## Task details:
Here are some records; return them all exactly.

## Data records:

* * * *

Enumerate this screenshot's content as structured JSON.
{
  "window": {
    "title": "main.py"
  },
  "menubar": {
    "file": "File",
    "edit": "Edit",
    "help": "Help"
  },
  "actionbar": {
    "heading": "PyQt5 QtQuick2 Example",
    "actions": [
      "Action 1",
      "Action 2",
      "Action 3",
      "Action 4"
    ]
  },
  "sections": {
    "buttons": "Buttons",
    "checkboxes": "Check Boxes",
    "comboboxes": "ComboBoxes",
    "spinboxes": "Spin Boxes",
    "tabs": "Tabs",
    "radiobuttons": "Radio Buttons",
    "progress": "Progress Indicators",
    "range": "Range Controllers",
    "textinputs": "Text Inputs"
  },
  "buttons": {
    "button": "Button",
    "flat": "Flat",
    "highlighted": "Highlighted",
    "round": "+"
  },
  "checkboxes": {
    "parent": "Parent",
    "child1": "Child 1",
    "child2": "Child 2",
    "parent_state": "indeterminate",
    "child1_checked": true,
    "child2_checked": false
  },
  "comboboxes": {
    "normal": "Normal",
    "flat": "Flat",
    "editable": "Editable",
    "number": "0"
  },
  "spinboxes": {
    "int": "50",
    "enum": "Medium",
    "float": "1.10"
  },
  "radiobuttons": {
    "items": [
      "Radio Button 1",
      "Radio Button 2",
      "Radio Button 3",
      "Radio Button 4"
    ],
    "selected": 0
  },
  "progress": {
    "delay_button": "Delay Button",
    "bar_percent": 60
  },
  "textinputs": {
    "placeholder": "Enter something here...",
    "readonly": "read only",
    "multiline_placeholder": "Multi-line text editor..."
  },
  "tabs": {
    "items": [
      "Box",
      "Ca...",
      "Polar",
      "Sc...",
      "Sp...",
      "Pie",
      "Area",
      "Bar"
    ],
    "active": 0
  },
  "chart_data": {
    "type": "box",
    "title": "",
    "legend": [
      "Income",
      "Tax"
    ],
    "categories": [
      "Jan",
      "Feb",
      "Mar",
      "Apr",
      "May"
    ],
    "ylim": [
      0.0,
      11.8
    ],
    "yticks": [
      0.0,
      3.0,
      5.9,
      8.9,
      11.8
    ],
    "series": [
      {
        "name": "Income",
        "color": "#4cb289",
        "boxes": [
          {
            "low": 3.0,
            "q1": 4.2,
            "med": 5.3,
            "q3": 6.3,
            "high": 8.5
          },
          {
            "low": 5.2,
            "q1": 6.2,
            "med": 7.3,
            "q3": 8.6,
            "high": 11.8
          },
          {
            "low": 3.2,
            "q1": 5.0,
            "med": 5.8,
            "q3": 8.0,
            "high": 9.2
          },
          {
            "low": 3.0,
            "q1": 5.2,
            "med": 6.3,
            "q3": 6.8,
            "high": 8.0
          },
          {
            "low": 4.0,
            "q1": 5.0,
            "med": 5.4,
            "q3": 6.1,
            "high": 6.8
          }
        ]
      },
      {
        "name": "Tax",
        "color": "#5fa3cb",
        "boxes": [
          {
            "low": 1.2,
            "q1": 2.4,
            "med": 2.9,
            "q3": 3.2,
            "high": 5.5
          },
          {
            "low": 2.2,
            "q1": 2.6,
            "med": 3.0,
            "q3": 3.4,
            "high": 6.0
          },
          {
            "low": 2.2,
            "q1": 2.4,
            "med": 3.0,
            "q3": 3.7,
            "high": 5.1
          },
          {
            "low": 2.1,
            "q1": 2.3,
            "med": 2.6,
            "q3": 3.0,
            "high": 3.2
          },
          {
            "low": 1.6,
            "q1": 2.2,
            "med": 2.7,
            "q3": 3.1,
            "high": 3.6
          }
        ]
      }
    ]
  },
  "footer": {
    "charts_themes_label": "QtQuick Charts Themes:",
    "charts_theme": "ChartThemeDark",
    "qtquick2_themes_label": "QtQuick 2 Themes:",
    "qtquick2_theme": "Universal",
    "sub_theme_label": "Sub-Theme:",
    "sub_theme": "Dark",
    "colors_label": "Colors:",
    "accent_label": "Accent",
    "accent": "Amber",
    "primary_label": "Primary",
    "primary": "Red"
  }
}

* * * *

## Response below:
Enumerate this screenshot's content as structured JSON.
{
  "window": {
    "title": "main.py"
  },
  "menubar": {
    "file": "File",
    "edit": "Edit",
    "help": "Help"
  },
  "actionbar": {
    "heading": "PyQt5 QtQuick2 Example",
    "actions": [
      "Action 1",
      "Action 2",
      "Action 3",
      "Action 4"
    ]
  },
  "sections": {
    "buttons": "Buttons",
    "checkboxes": "Check Boxes",
    "comboboxes": "ComboBoxes",
    "spinboxes": "Spin Boxes",
    "tabs": "Tabs",
    "radiobuttons": "Radio Buttons",
    "progress": "Progress Indicators",
    "range": "Range Controllers",
    "textinputs": "Text Inputs"
  },
  "buttons": {
    "button": "Button",
    "flat": "Flat",
    "highlighted": "Highlighted",
    "round": "+"
  },
  "checkboxes": {
    "parent": "Parent",
    "child1": "Child 1",
    "child2": "Child 2",
    "parent_state": "indeterminate",
    "child1_checked": true,
    "child2_checked": false
  },
  "comboboxes": {
    "normal": "Normal",
    "flat": "Flat",
    "editable": "Editable",
    "number": "0"
  },
  "spinboxes": {
    "int": "50",
    "enum": "Medium",
    "float": "1.10"
  },
  "radiobuttons": {
    "items": [
      "Radio Button 1",
      "Radio Button 2",
      "Radio Button 3",
      "Radio Button 4"
    ],
    "selected": 0
  },
  "progress": {
    "delay_button": "Delay Button",
    "bar_percent": 60
  },
  "textinputs": {
    "placeholder": "Enter something here...",
    "readonly": "read only",
    "multiline_placeholder": "Multi-line text editor..."
  },
  "tabs": {
    "items": [
      "Box",
      "Ca...",
      "Polar",
      "Sc...",
      "Sp...",
      "Pie",
      "Area",
      "Bar"
    ],
    "active": 0
  },
  "chart_data": {
    "type": "box",
    "title": "",
    "legend": [
      "Income",
      "Tax"
    ],
    "categories": [
      "Jan",
      "Feb",
      "Mar",
      "Apr",
      "May"
    ],
    "ylim": [
      0.0,
      11.8
    ],
    "yticks": [
      0.0,
      3.0,
      5.9,
      8.9,
      11.8
    ],
    "series": [
      {
        "name": "Income",
        "color": "#4cb289",
        "boxes": [
          {
            "low": 3.0,
            "q1": 4.2,
            "med": 5.3,
            "q3": 6.3,
            "high": 8.5
          },
          {
            "low": 5.2,
            "q1": 6.2,
            "med": 7.3,
            "q3": 8.6,
            "high": 11.8
          },
          {
            "low": 3.2,
            "q1": 5.0,
            "med": 5.8,
            "q3": 8.0,
            "high": 9.2
          },
          {
            "low": 3.0,
            "q1": 5.2,
            "med": 6.3,
            "q3": 6.8,
            "high": 8.0
          },
          {
            "low": 4.0,
            "q1": 5.0,
            "med": 5.4,
            "q3": 6.1,
            "high": 6.8
          }
        ]
      },
      {
        "name": "Tax",
        "color": "#5fa3cb",
        "boxes": [
          {
            "low": 1.2,
            "q1": 2.4,
            "med": 2.9,
            "q3": 3.2,
            "high": 5.5
          },
          {
            "low": 2.2,
            "q1": 2.6,
            "med": 3.0,
            "q3": 3.4,
            "high": 6.0
          },
          {
            "low": 2.2,
            "q1": 2.4,
            "med": 3.0,
            "q3": 3.7,
            "high": 5.1
          },
          {
            "low": 2.1,
            "q1": 2.3,
            "med": 2.6,
            "q3": 3.0,
            "high": 3.2
          },
          {
            "low": 1.6,
            "q1": 2.2,
            "med": 2.7,
            "q3": 3.1,
            "high": 3.6
          }
        ]
      }
    ]
  },
  "footer": {
    "charts_themes_label": "QtQuick Charts Themes:",
    "charts_theme": "ChartThemeDark",
    "qtquick2_themes_label": "QtQuick 2 Themes:",
    "qtquick2_theme": "Universal",
    "sub_theme_label": "Sub-Theme:",
    "sub_theme": "Dark",
    "colors_label": "Colors:",
    "accent_label": "Accent",
    "accent": "Amber",
    "primary_label": "Primary",
    "primary": "Red"
  }
}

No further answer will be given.